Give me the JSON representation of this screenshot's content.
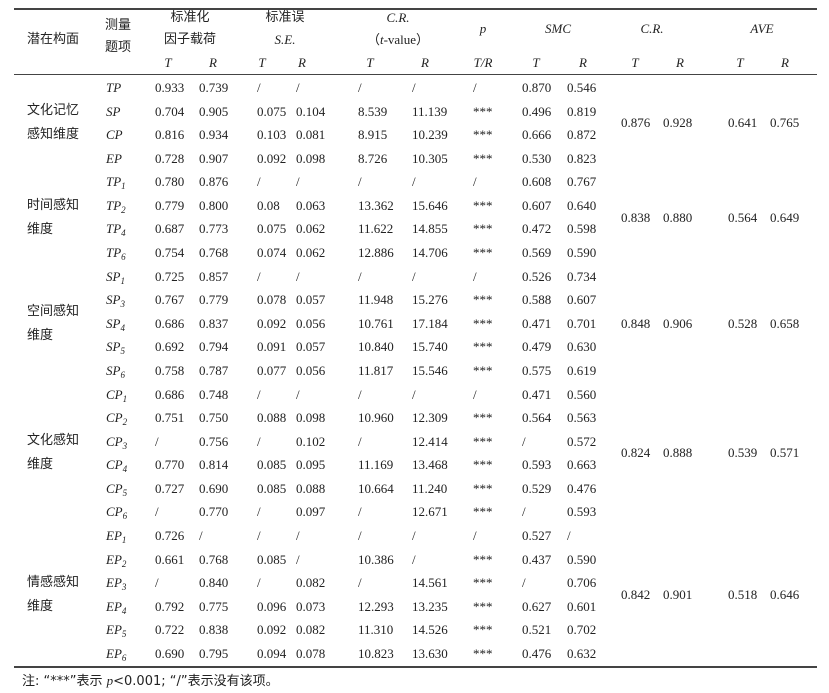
{
  "header": {
    "construct": "潜在构面",
    "item": [
      "测量",
      "题项"
    ],
    "loading": [
      "标准化",
      "因子载荷"
    ],
    "se": [
      "标准误",
      "S.E."
    ],
    "cr": {
      "line1": "C.R.",
      "pre": "（",
      "italic": "t",
      "post": "-value）"
    },
    "p": "p",
    "smc": "SMC",
    "cr2": "C.R.",
    "ave": "AVE",
    "sub": [
      "T",
      "R",
      "T",
      "R",
      "T",
      "R",
      "T/R",
      "T",
      "R",
      "T",
      "R",
      "T",
      "R"
    ]
  },
  "groups": [
    {
      "label": "文化记忆感知维度",
      "cr": [
        "0.876",
        "0.928"
      ],
      "ave": [
        "0.641",
        "0.765"
      ],
      "rows": [
        {
          "item": "TP",
          "sub": "",
          "cells": [
            "0.933",
            "0.739",
            "/",
            "/",
            "/",
            "/",
            "/",
            "0.870",
            "0.546"
          ]
        },
        {
          "item": "SP",
          "sub": "",
          "cells": [
            "0.704",
            "0.905",
            "0.075",
            "0.104",
            "8.539",
            "11.139",
            "***",
            "0.496",
            "0.819"
          ]
        },
        {
          "item": "CP",
          "sub": "",
          "cells": [
            "0.816",
            "0.934",
            "0.103",
            "0.081",
            "8.915",
            "10.239",
            "***",
            "0.666",
            "0.872"
          ]
        },
        {
          "item": "EP",
          "sub": "",
          "cells": [
            "0.728",
            "0.907",
            "0.092",
            "0.098",
            "8.726",
            "10.305",
            "***",
            "0.530",
            "0.823"
          ]
        }
      ]
    },
    {
      "label": "时间感知维度",
      "cr": [
        "0.838",
        "0.880"
      ],
      "ave": [
        "0.564",
        "0.649"
      ],
      "rows": [
        {
          "item": "TP",
          "sub": "1",
          "cells": [
            "0.780",
            "0.876",
            "/",
            "/",
            "/",
            "/",
            "/",
            "0.608",
            "0.767"
          ]
        },
        {
          "item": "TP",
          "sub": "2",
          "cells": [
            "0.779",
            "0.800",
            "0.08",
            "0.063",
            "13.362",
            "15.646",
            "***",
            "0.607",
            "0.640"
          ]
        },
        {
          "item": "TP",
          "sub": "4",
          "cells": [
            "0.687",
            "0.773",
            "0.075",
            "0.062",
            "11.622",
            "14.855",
            "***",
            "0.472",
            "0.598"
          ]
        },
        {
          "item": "TP",
          "sub": "6",
          "cells": [
            "0.754",
            "0.768",
            "0.074",
            "0.062",
            "12.886",
            "14.706",
            "***",
            "0.569",
            "0.590"
          ]
        }
      ]
    },
    {
      "label": "空间感知维度",
      "cr": [
        "0.848",
        "0.906"
      ],
      "ave": [
        "0.528",
        "0.658"
      ],
      "rows": [
        {
          "item": "SP",
          "sub": "1",
          "cells": [
            "0.725",
            "0.857",
            "/",
            "/",
            "/",
            "/",
            "/",
            "0.526",
            "0.734"
          ]
        },
        {
          "item": "SP",
          "sub": "3",
          "cells": [
            "0.767",
            "0.779",
            "0.078",
            "0.057",
            "11.948",
            "15.276",
            "***",
            "0.588",
            "0.607"
          ]
        },
        {
          "item": "SP",
          "sub": "4",
          "cells": [
            "0.686",
            "0.837",
            "0.092",
            "0.056",
            "10.761",
            "17.184",
            "***",
            "0.471",
            "0.701"
          ]
        },
        {
          "item": "SP",
          "sub": "5",
          "cells": [
            "0.692",
            "0.794",
            "0.091",
            "0.057",
            "10.840",
            "15.740",
            "***",
            "0.479",
            "0.630"
          ]
        },
        {
          "item": "SP",
          "sub": "6",
          "cells": [
            "0.758",
            "0.787",
            "0.077",
            "0.056",
            "11.817",
            "15.546",
            "***",
            "0.575",
            "0.619"
          ]
        }
      ]
    },
    {
      "label": "文化感知维度",
      "cr": [
        "0.824",
        "0.888"
      ],
      "ave": [
        "0.539",
        "0.571"
      ],
      "rows": [
        {
          "item": "CP",
          "sub": "1",
          "cells": [
            "0.686",
            "0.748",
            "/",
            "/",
            "/",
            "/",
            "/",
            "0.471",
            "0.560"
          ]
        },
        {
          "item": "CP",
          "sub": "2",
          "cells": [
            "0.751",
            "0.750",
            "0.088",
            "0.098",
            "10.960",
            "12.309",
            "***",
            "0.564",
            "0.563"
          ]
        },
        {
          "item": "CP",
          "sub": "3",
          "cells": [
            "/",
            "0.756",
            "/",
            "0.102",
            "/",
            "12.414",
            "***",
            "/",
            "0.572"
          ]
        },
        {
          "item": "CP",
          "sub": "4",
          "cells": [
            "0.770",
            "0.814",
            "0.085",
            "0.095",
            "11.169",
            "13.468",
            "***",
            "0.593",
            "0.663"
          ]
        },
        {
          "item": "CP",
          "sub": "5",
          "cells": [
            "0.727",
            "0.690",
            "0.085",
            "0.088",
            "10.664",
            "11.240",
            "***",
            "0.529",
            "0.476"
          ]
        },
        {
          "item": "CP",
          "sub": "6",
          "cells": [
            "/",
            "0.770",
            "/",
            "0.097",
            "/",
            "12.671",
            "***",
            "/",
            "0.593"
          ]
        }
      ]
    },
    {
      "label": "情感感知维度",
      "cr": [
        "0.842",
        "0.901"
      ],
      "ave": [
        "0.518",
        "0.646"
      ],
      "rows": [
        {
          "item": "EP",
          "sub": "1",
          "cells": [
            "0.726",
            "/",
            "/",
            "/",
            "/",
            "/",
            "/",
            "0.527",
            "/"
          ]
        },
        {
          "item": "EP",
          "sub": "2",
          "cells": [
            "0.661",
            "0.768",
            "0.085",
            "/",
            "10.386",
            "/",
            "***",
            "0.437",
            "0.590"
          ]
        },
        {
          "item": "EP",
          "sub": "3",
          "cells": [
            "/",
            "0.840",
            "/",
            "0.082",
            "/",
            "14.561",
            "***",
            "/",
            "0.706"
          ]
        },
        {
          "item": "EP",
          "sub": "4",
          "cells": [
            "0.792",
            "0.775",
            "0.096",
            "0.073",
            "12.293",
            "13.235",
            "***",
            "0.627",
            "0.601"
          ]
        },
        {
          "item": "EP",
          "sub": "5",
          "cells": [
            "0.722",
            "0.838",
            "0.092",
            "0.082",
            "11.310",
            "14.526",
            "***",
            "0.521",
            "0.702"
          ]
        },
        {
          "item": "EP",
          "sub": "6",
          "cells": [
            "0.690",
            "0.795",
            "0.094",
            "0.078",
            "10.823",
            "13.630",
            "***",
            "0.476",
            "0.632"
          ]
        }
      ]
    }
  ],
  "note": {
    "pre": "注: “***”表示 ",
    "italic": "p",
    "post": "<0.001; “/”表示没有该项。"
  }
}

================================

Reproduce each line word for word and drop the pictures.

SOLVED EXERCISE:
Give me the JSON representation of this screenshot's content.
{
  "header": {
    "construct": "潜在构面",
    "item": [
      "测量",
      "题项"
    ],
    "loading": [
      "标准化",
      "因子载荷"
    ],
    "se": [
      "标准误",
      "S.E."
    ],
    "cr": {
      "line1": "C.R.",
      "pre": "（",
      "italic": "t",
      "post": "-value）"
    },
    "p": "p",
    "smc": "SMC",
    "cr2": "C.R.",
    "ave": "AVE",
    "sub": [
      "T",
      "R",
      "T",
      "R",
      "T",
      "R",
      "T/R",
      "T",
      "R",
      "T",
      "R",
      "T",
      "R"
    ]
  },
  "groups": [
    {
      "label": "文化记忆感知维度",
      "cr": [
        "0.876",
        "0.928"
      ],
      "ave": [
        "0.641",
        "0.765"
      ],
      "rows": [
        {
          "item": "TP",
          "sub": "",
          "cells": [
            "0.933",
            "0.739",
            "/",
            "/",
            "/",
            "/",
            "/",
            "0.870",
            "0.546"
          ]
        },
        {
          "item": "SP",
          "sub": "",
          "cells": [
            "0.704",
            "0.905",
            "0.075",
            "0.104",
            "8.539",
            "11.139",
            "***",
            "0.496",
            "0.819"
          ]
        },
        {
          "item": "CP",
          "sub": "",
          "cells": [
            "0.816",
            "0.934",
            "0.103",
            "0.081",
            "8.915",
            "10.239",
            "***",
            "0.666",
            "0.872"
          ]
        },
        {
          "item": "EP",
          "sub": "",
          "cells": [
            "0.728",
            "0.907",
            "0.092",
            "0.098",
            "8.726",
            "10.305",
            "***",
            "0.530",
            "0.823"
          ]
        }
      ]
    },
    {
      "label": "时间感知维度",
      "cr": [
        "0.838",
        "0.880"
      ],
      "ave": [
        "0.564",
        "0.649"
      ],
      "rows": [
        {
          "item": "TP",
          "sub": "1",
          "cells": [
            "0.780",
            "0.876",
            "/",
            "/",
            "/",
            "/",
            "/",
            "0.608",
            "0.767"
          ]
        },
        {
          "item": "TP",
          "sub": "2",
          "cells": [
            "0.779",
            "0.800",
            "0.08",
            "0.063",
            "13.362",
            "15.646",
            "***",
            "0.607",
            "0.640"
          ]
        },
        {
          "item": "TP",
          "sub": "4",
          "cells": [
            "0.687",
            "0.773",
            "0.075",
            "0.062",
            "11.622",
            "14.855",
            "***",
            "0.472",
            "0.598"
          ]
        },
        {
          "item": "TP",
          "sub": "6",
          "cells": [
            "0.754",
            "0.768",
            "0.074",
            "0.062",
            "12.886",
            "14.706",
            "***",
            "0.569",
            "0.590"
          ]
        }
      ]
    },
    {
      "label": "空间感知维度",
      "cr": [
        "0.848",
        "0.906"
      ],
      "ave": [
        "0.528",
        "0.658"
      ],
      "rows": [
        {
          "item": "SP",
          "sub": "1",
          "cells": [
            "0.725",
            "0.857",
            "/",
            "/",
            "/",
            "/",
            "/",
            "0.526",
            "0.734"
          ]
        },
        {
          "item": "SP",
          "sub": "3",
          "cells": [
            "0.767",
            "0.779",
            "0.078",
            "0.057",
            "11.948",
            "15.276",
            "***",
            "0.588",
            "0.607"
          ]
        },
        {
          "item": "SP",
          "sub": "4",
          "cells": [
            "0.686",
            "0.837",
            "0.092",
            "0.056",
            "10.761",
            "17.184",
            "***",
            "0.471",
            "0.701"
          ]
        },
        {
          "item": "SP",
          "sub": "5",
          "cells": [
            "0.692",
            "0.794",
            "0.091",
            "0.057",
            "10.840",
            "15.740",
            "***",
            "0.479",
            "0.630"
          ]
        },
        {
          "item": "SP",
          "sub": "6",
          "cells": [
            "0.758",
            "0.787",
            "0.077",
            "0.056",
            "11.817",
            "15.546",
            "***",
            "0.575",
            "0.619"
          ]
        }
      ]
    },
    {
      "label": "文化感知维度",
      "cr": [
        "0.824",
        "0.888"
      ],
      "ave": [
        "0.539",
        "0.571"
      ],
      "rows": [
        {
          "item": "CP",
          "sub": "1",
          "cells": [
            "0.686",
            "0.748",
            "/",
            "/",
            "/",
            "/",
            "/",
            "0.471",
            "0.560"
          ]
        },
        {
          "item": "CP",
          "sub": "2",
          "cells": [
            "0.751",
            "0.750",
            "0.088",
            "0.098",
            "10.960",
            "12.309",
            "***",
            "0.564",
            "0.563"
          ]
        },
        {
          "item": "CP",
          "sub": "3",
          "cells": [
            "/",
            "0.756",
            "/",
            "0.102",
            "/",
            "12.414",
            "***",
            "/",
            "0.572"
          ]
        },
        {
          "item": "CP",
          "sub": "4",
          "cells": [
            "0.770",
            "0.814",
            "0.085",
            "0.095",
            "11.169",
            "13.468",
            "***",
            "0.593",
            "0.663"
          ]
        },
        {
          "item": "CP",
          "sub": "5",
          "cells": [
            "0.727",
            "0.690",
            "0.085",
            "0.088",
            "10.664",
            "11.240",
            "***",
            "0.529",
            "0.476"
          ]
        },
        {
          "item": "CP",
          "sub": "6",
          "cells": [
            "/",
            "0.770",
            "/",
            "0.097",
            "/",
            "12.671",
            "***",
            "/",
            "0.593"
          ]
        }
      ]
    },
    {
      "label": "情感感知维度",
      "cr": [
        "0.842",
        "0.901"
      ],
      "ave": [
        "0.518",
        "0.646"
      ],
      "rows": [
        {
          "item": "EP",
          "sub": "1",
          "cells": [
            "0.726",
            "/",
            "/",
            "/",
            "/",
            "/",
            "/",
            "0.527",
            "/"
          ]
        },
        {
          "item": "EP",
          "sub": "2",
          "cells": [
            "0.661",
            "0.768",
            "0.085",
            "/",
            "10.386",
            "/",
            "***",
            "0.437",
            "0.590"
          ]
        },
        {
          "item": "EP",
          "sub": "3",
          "cells": [
            "/",
            "0.840",
            "/",
            "0.082",
            "/",
            "14.561",
            "***",
            "/",
            "0.706"
          ]
        },
        {
          "item": "EP",
          "sub": "4",
          "cells": [
            "0.792",
            "0.775",
            "0.096",
            "0.073",
            "12.293",
            "13.235",
            "***",
            "0.627",
            "0.601"
          ]
        },
        {
          "item": "EP",
          "sub": "5",
          "cells": [
            "0.722",
            "0.838",
            "0.092",
            "0.082",
            "11.310",
            "14.526",
            "***",
            "0.521",
            "0.702"
          ]
        },
        {
          "item": "EP",
          "sub": "6",
          "cells": [
            "0.690",
            "0.795",
            "0.094",
            "0.078",
            "10.823",
            "13.630",
            "***",
            "0.476",
            "0.632"
          ]
        }
      ]
    }
  ],
  "note": {
    "pre": "注: “***”表示 ",
    "italic": "p",
    "post": "<0.001; “/”表示没有该项。"
  }
}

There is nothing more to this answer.